Records for this exercise:
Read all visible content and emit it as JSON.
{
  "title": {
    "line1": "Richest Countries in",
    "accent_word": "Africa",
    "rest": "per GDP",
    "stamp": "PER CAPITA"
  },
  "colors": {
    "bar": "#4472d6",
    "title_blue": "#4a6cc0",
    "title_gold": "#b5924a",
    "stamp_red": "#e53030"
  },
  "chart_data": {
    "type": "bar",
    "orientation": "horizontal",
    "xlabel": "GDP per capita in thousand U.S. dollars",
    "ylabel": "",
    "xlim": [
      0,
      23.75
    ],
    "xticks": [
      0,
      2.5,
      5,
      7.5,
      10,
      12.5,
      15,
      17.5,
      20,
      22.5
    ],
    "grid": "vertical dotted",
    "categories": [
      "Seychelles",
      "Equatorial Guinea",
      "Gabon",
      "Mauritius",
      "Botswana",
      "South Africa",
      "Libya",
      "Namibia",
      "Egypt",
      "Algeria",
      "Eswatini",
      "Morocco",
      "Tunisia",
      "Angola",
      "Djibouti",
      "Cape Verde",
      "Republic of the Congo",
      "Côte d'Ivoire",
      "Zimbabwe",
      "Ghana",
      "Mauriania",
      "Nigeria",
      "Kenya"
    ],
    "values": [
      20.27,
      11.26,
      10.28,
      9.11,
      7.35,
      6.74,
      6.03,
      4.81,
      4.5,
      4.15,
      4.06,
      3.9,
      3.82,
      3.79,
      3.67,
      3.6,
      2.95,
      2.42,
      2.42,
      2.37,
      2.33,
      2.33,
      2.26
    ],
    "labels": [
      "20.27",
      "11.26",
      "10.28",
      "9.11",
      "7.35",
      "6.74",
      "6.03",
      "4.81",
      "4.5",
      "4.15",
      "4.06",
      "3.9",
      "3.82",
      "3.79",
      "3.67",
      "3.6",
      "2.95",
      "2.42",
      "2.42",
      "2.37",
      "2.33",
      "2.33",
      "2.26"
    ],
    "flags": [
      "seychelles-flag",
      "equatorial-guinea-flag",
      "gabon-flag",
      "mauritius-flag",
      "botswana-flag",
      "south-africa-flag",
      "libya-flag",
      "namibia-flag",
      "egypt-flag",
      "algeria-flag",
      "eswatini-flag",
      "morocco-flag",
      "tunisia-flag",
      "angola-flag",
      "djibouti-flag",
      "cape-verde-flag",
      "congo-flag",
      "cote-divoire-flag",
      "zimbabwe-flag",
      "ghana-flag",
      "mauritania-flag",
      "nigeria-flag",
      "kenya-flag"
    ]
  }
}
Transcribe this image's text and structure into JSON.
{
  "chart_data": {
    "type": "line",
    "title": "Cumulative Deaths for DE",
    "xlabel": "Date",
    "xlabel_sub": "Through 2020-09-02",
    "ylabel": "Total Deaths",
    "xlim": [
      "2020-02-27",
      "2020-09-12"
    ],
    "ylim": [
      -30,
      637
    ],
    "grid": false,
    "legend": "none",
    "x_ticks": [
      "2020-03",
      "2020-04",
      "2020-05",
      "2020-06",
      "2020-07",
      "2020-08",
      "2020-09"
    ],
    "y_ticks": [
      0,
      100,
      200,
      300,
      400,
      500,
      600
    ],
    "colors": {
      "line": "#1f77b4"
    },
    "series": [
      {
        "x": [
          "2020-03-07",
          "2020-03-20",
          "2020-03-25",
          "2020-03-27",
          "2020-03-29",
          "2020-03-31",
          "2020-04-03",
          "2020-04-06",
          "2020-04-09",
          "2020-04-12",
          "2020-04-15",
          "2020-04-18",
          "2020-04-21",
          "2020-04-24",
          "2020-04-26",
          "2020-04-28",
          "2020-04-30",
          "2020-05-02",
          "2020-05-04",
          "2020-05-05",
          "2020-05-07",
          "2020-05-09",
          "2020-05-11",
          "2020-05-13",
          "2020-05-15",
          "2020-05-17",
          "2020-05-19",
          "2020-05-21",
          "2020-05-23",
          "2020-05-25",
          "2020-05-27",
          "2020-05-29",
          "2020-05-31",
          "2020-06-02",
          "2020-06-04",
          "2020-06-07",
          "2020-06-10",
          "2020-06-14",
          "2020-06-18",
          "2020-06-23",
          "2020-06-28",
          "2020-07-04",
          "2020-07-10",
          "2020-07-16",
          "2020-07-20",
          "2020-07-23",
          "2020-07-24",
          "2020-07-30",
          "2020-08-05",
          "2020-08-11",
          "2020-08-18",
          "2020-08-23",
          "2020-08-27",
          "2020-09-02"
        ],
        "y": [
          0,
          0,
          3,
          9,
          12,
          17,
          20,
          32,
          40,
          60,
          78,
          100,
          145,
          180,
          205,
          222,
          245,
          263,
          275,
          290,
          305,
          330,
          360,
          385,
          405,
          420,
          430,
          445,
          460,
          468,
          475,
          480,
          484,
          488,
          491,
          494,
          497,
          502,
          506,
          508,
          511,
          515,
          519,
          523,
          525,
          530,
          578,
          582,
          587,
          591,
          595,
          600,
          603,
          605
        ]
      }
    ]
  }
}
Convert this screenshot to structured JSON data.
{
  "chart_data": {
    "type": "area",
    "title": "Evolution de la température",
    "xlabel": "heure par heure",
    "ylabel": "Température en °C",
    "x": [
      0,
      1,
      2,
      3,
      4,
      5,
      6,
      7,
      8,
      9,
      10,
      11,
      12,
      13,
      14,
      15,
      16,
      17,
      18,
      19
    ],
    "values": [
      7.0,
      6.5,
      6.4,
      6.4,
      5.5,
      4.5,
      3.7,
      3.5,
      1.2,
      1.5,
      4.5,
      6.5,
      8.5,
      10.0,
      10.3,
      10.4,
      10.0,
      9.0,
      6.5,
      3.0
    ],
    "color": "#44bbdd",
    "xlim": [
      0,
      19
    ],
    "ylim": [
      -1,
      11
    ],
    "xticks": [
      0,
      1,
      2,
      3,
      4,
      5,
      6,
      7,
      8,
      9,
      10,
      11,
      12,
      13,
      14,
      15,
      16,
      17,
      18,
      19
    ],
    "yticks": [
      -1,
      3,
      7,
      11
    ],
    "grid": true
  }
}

Brief: Return what is listed above, exactly and completely.

The response:
Read all visible content and emit it as JSON.
{
  "title": {
    "line1": "Richest Countries in",
    "accent_word": "Africa",
    "rest": "per GDP",
    "stamp": "PER CAPITA"
  },
  "colors": {
    "bar": "#4472d6",
    "title_blue": "#4a6cc0",
    "title_gold": "#b5924a",
    "stamp_red": "#e53030"
  },
  "chart_data": {
    "type": "bar",
    "orientation": "horizontal",
    "xlabel": "GDP per capita in thousand U.S. dollars",
    "ylabel": "",
    "xlim": [
      0,
      23.75
    ],
    "xticks": [
      0,
      2.5,
      5,
      7.5,
      10,
      12.5,
      15,
      17.5,
      20,
      22.5
    ],
    "grid": "vertical dotted",
    "categories": [
      "Seychelles",
      "Equatorial Guinea",
      "Gabon",
      "Mauritius",
      "Botswana",
      "South Africa",
      "Libya",
      "Namibia",
      "Egypt",
      "Algeria",
      "Eswatini",
      "Morocco",
      "Tunisia",
      "Angola",
      "Djibouti",
      "Cape Verde",
      "Republic of the Congo",
      "Côte d'Ivoire",
      "Zimbabwe",
      "Ghana",
      "Mauriania",
      "Nigeria",
      "Kenya"
    ],
    "values": [
      20.27,
      11.26,
      10.28,
      9.11,
      7.35,
      6.74,
      6.03,
      4.81,
      4.5,
      4.15,
      4.06,
      3.9,
      3.82,
      3.79,
      3.67,
      3.6,
      2.95,
      2.42,
      2.42,
      2.37,
      2.33,
      2.33,
      2.26
    ],
    "labels": [
      "20.27",
      "11.26",
      "10.28",
      "9.11",
      "7.35",
      "6.74",
      "6.03",
      "4.81",
      "4.5",
      "4.15",
      "4.06",
      "3.9",
      "3.82",
      "3.79",
      "3.67",
      "3.6",
      "2.95",
      "2.42",
      "2.42",
      "2.37",
      "2.33",
      "2.33",
      "2.26"
    ],
    "flags": [
      "seychelles-flag",
      "equatorial-guinea-flag",
      "gabon-flag",
      "mauritius-flag",
      "botswana-flag",
      "south-africa-flag",
      "libya-flag",
      "namibia-flag",
      "egypt-flag",
      "algeria-flag",
      "eswatini-flag",
      "morocco-flag",
      "tunisia-flag",
      "angola-flag",
      "djibouti-flag",
      "cape-verde-flag",
      "congo-flag",
      "cote-divoire-flag",
      "zimbabwe-flag",
      "ghana-flag",
      "mauritania-flag",
      "nigeria-flag",
      "kenya-flag"
    ]
  }
}
Transcribe this image's text and structure into JSON.
{
  "chart_data": {
    "type": "line",
    "title": "Cumulative Deaths for DE",
    "xlabel": "Date",
    "xlabel_sub": "Through 2020-09-02",
    "ylabel": "Total Deaths",
    "xlim": [
      "2020-02-27",
      "2020-09-12"
    ],
    "ylim": [
      -30,
      637
    ],
    "grid": false,
    "legend": "none",
    "x_ticks": [
      "2020-03",
      "2020-04",
      "2020-05",
      "2020-06",
      "2020-07",
      "2020-08",
      "2020-09"
    ],
    "y_ticks": [
      0,
      100,
      200,
      300,
      400,
      500,
      600
    ],
    "colors": {
      "line": "#1f77b4"
    },
    "series": [
      {
        "x": [
          "2020-03-07",
          "2020-03-20",
          "2020-03-25",
          "2020-03-27",
          "2020-03-29",
          "2020-03-31",
          "2020-04-03",
          "2020-04-06",
          "2020-04-09",
          "2020-04-12",
          "2020-04-15",
          "2020-04-18",
          "2020-04-21",
          "2020-04-24",
          "2020-04-26",
          "2020-04-28",
          "2020-04-30",
          "2020-05-02",
          "2020-05-04",
          "2020-05-05",
          "2020-05-07",
          "2020-05-09",
          "2020-05-11",
          "2020-05-13",
          "2020-05-15",
          "2020-05-17",
          "2020-05-19",
          "2020-05-21",
          "2020-05-23",
          "2020-05-25",
          "2020-05-27",
          "2020-05-29",
          "2020-05-31",
          "2020-06-02",
          "2020-06-04",
          "2020-06-07",
          "2020-06-10",
          "2020-06-14",
          "2020-06-18",
          "2020-06-23",
          "2020-06-28",
          "2020-07-04",
          "2020-07-10",
          "2020-07-16",
          "2020-07-20",
          "2020-07-23",
          "2020-07-24",
          "2020-07-30",
          "2020-08-05",
          "2020-08-11",
          "2020-08-18",
          "2020-08-23",
          "2020-08-27",
          "2020-09-02"
        ],
        "y": [
          0,
          0,
          3,
          9,
          12,
          17,
          20,
          32,
          40,
          60,
          78,
          100,
          145,
          180,
          205,
          222,
          245,
          263,
          275,
          290,
          305,
          330,
          360,
          385,
          405,
          420,
          430,
          445,
          460,
          468,
          475,
          480,
          484,
          488,
          491,
          494,
          497,
          502,
          506,
          508,
          511,
          515,
          519,
          523,
          525,
          530,
          578,
          582,
          587,
          591,
          595,
          600,
          603,
          605
        ]
      }
    ]
  }
}
Convert this screenshot to structured JSON data.
{
  "chart_data": {
    "type": "area",
    "title": "Evolution de la température",
    "xlabel": "heure par heure",
    "ylabel": "Température en °C",
    "x": [
      0,
      1,
      2,
      3,
      4,
      5,
      6,
      7,
      8,
      9,
      10,
      11,
      12,
      13,
      14,
      15,
      16,
      17,
      18,
      19
    ],
    "values": [
      7.0,
      6.5,
      6.4,
      6.4,
      5.5,
      4.5,
      3.7,
      3.5,
      1.2,
      1.5,
      4.5,
      6.5,
      8.5,
      10.0,
      10.3,
      10.4,
      10.0,
      9.0,
      6.5,
      3.0
    ],
    "color": "#44bbdd",
    "xlim": [
      0,
      19
    ],
    "ylim": [
      -1,
      11
    ],
    "xticks": [
      0,
      1,
      2,
      3,
      4,
      5,
      6,
      7,
      8,
      9,
      10,
      11,
      12,
      13,
      14,
      15,
      16,
      17,
      18,
      19
    ],
    "yticks": [
      -1,
      3,
      7,
      11
    ],
    "grid": true
  }
}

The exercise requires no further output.